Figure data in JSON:
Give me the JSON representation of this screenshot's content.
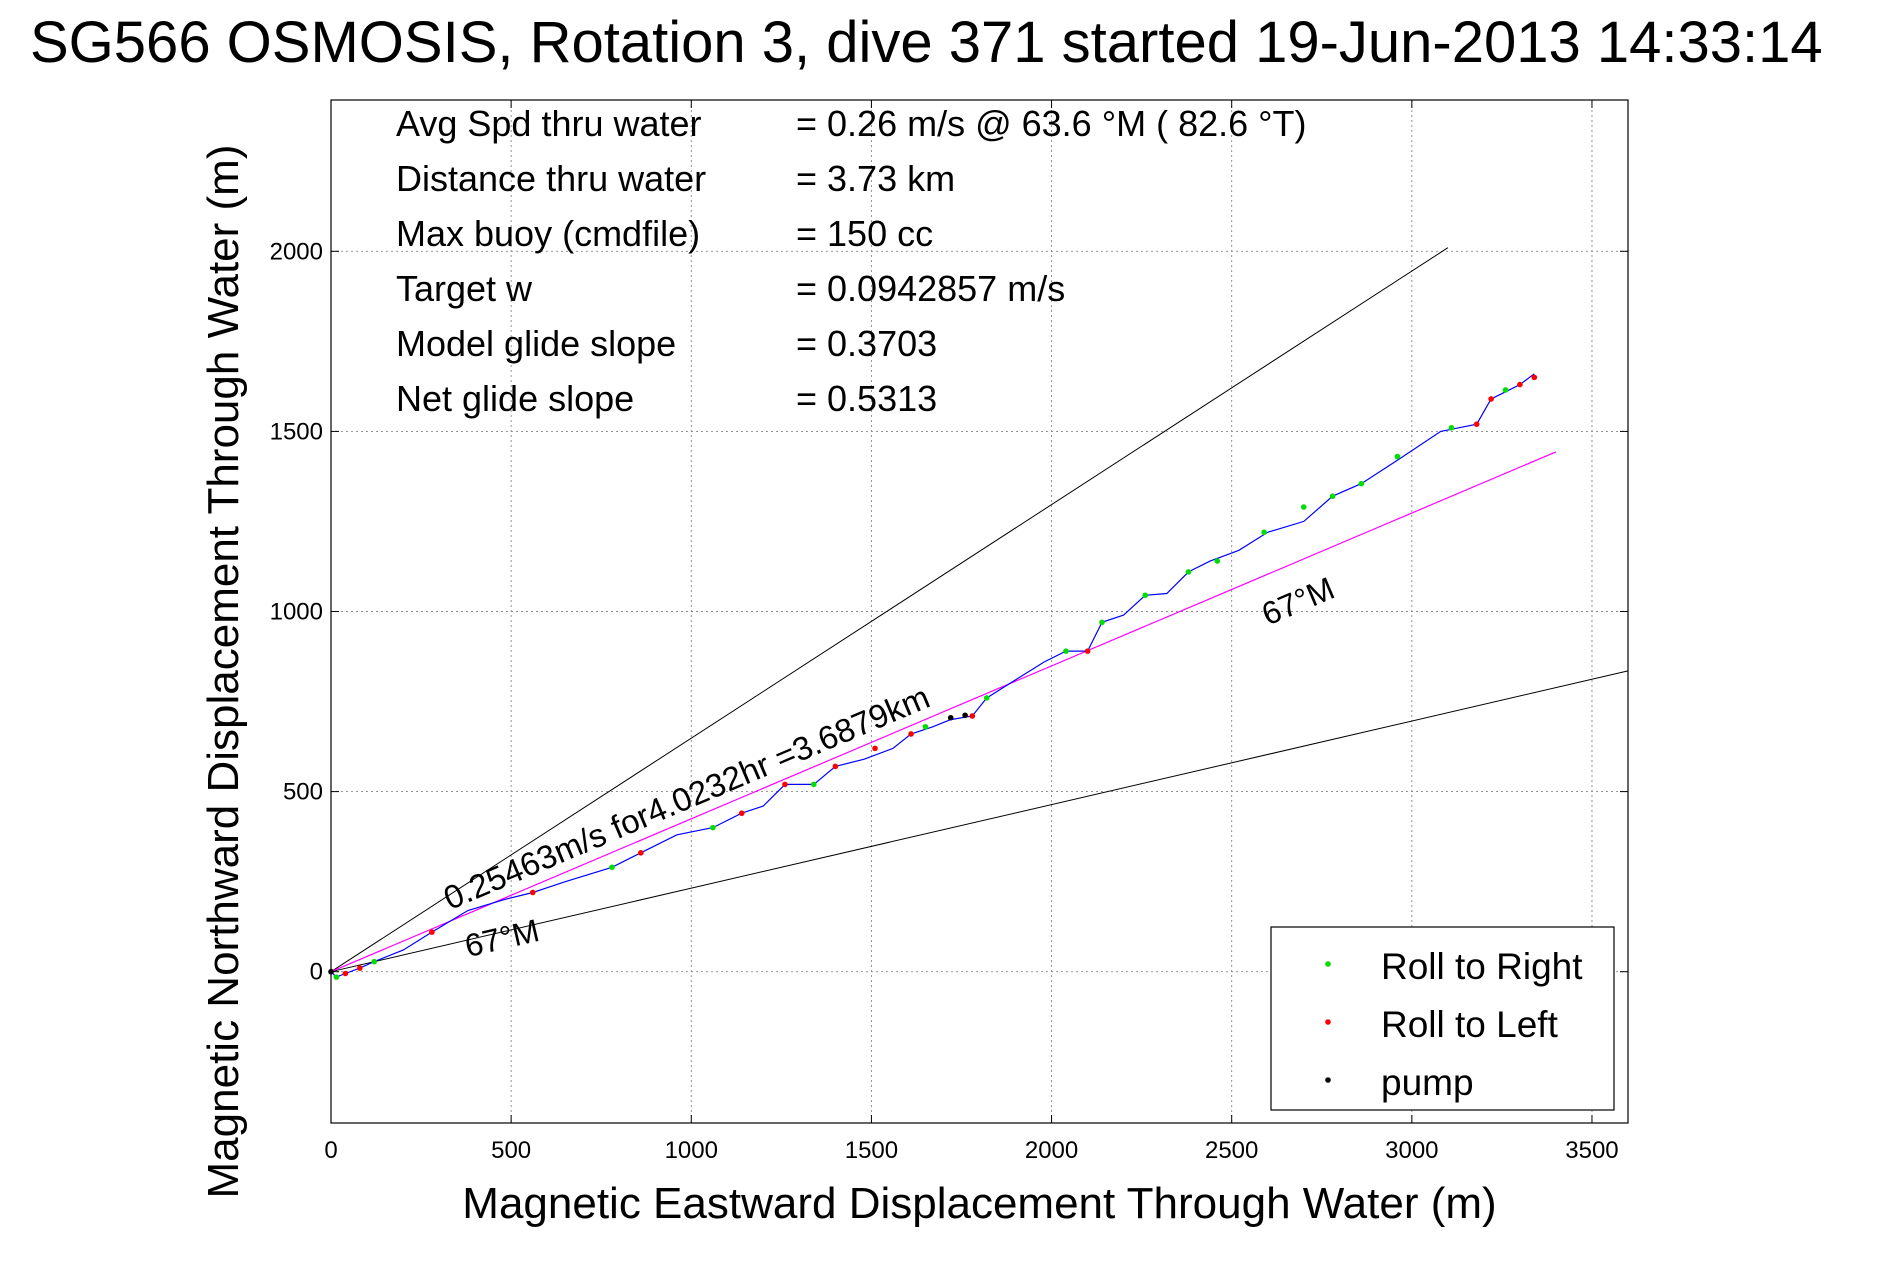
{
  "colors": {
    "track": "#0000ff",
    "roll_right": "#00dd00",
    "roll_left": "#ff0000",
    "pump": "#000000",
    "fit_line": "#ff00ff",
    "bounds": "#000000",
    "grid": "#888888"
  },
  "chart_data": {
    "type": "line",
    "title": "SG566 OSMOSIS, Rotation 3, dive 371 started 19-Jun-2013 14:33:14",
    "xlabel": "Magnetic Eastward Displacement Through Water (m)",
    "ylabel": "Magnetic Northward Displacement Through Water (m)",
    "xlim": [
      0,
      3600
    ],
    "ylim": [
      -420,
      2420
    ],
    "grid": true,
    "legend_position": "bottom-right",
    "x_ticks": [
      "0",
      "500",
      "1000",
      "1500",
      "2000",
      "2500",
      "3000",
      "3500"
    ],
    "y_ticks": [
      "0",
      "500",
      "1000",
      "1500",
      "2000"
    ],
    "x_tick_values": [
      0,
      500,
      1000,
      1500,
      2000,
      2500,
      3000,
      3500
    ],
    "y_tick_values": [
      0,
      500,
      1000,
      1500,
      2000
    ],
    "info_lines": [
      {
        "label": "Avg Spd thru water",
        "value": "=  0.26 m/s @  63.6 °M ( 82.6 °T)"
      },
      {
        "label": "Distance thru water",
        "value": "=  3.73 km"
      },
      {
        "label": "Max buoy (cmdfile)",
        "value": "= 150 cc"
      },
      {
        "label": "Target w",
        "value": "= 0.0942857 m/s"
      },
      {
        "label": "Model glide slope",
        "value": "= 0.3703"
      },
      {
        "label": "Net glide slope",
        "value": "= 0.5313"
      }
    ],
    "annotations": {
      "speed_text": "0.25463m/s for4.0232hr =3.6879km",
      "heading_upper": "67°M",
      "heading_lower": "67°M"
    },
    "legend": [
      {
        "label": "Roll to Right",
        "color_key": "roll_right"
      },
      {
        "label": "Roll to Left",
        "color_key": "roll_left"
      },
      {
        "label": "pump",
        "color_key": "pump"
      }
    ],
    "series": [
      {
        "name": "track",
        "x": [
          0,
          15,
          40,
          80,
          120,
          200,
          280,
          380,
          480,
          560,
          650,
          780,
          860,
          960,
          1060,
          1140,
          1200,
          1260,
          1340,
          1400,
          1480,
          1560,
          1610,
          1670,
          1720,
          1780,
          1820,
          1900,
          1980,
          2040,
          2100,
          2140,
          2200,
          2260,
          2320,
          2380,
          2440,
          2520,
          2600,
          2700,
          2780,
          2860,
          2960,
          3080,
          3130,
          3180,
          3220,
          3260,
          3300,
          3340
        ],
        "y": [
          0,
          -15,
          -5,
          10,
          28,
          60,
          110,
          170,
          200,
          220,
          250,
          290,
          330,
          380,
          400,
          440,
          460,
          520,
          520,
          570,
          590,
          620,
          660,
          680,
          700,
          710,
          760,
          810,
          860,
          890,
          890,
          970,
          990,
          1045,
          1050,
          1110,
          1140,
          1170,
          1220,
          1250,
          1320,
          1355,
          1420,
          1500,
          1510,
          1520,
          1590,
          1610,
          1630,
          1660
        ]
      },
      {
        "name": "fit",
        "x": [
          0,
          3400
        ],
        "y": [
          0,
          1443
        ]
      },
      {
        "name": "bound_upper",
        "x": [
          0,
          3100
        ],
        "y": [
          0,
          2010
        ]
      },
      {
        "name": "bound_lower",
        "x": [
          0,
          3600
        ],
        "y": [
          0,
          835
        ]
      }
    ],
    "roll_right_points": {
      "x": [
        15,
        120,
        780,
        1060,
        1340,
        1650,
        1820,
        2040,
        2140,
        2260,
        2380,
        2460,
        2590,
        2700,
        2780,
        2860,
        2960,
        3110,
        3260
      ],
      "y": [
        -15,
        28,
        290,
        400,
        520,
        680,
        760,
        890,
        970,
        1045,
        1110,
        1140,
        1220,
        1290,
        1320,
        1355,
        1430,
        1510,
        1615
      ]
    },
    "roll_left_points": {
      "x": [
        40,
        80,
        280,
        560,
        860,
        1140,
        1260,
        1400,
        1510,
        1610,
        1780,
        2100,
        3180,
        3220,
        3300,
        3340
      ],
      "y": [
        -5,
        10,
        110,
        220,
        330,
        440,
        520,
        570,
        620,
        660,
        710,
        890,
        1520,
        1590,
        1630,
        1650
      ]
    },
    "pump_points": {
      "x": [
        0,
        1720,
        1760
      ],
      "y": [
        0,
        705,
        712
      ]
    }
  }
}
---
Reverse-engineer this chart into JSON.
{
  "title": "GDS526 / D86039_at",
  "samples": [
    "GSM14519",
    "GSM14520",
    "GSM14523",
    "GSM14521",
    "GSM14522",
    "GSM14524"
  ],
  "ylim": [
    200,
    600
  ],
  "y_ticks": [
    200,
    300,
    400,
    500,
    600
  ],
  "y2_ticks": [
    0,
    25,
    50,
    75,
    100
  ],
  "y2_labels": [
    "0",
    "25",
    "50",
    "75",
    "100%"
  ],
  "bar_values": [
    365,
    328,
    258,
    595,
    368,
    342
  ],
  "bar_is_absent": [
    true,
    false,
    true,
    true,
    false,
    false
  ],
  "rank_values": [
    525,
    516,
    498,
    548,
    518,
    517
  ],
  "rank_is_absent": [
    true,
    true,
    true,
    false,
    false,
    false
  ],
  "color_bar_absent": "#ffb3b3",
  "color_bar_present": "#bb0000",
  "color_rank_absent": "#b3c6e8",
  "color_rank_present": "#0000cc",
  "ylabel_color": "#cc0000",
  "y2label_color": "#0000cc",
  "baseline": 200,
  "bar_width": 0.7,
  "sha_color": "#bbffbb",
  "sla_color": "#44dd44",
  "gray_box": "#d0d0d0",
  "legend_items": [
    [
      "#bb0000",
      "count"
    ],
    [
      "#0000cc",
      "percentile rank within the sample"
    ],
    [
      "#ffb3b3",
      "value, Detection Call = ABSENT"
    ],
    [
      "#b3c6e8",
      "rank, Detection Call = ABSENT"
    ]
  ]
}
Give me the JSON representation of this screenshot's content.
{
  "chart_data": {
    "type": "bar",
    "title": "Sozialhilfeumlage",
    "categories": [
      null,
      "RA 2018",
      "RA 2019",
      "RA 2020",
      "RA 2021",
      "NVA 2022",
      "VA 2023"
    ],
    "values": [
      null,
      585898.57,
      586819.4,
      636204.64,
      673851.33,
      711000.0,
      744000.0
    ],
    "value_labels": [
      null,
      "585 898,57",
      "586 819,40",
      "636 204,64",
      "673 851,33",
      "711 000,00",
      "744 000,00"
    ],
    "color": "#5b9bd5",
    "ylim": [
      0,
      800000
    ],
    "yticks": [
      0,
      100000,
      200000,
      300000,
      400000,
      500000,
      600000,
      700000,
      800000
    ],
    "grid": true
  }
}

-- Problem statement --
From the records above, copy every line that holds the word "Magnetic".

-- Result of the task --
    "xlabel": "Magnetic Eastward Displacement Through Water (m)",
    "ylabel": "Magnetic Northward Displacement Through Water (m)",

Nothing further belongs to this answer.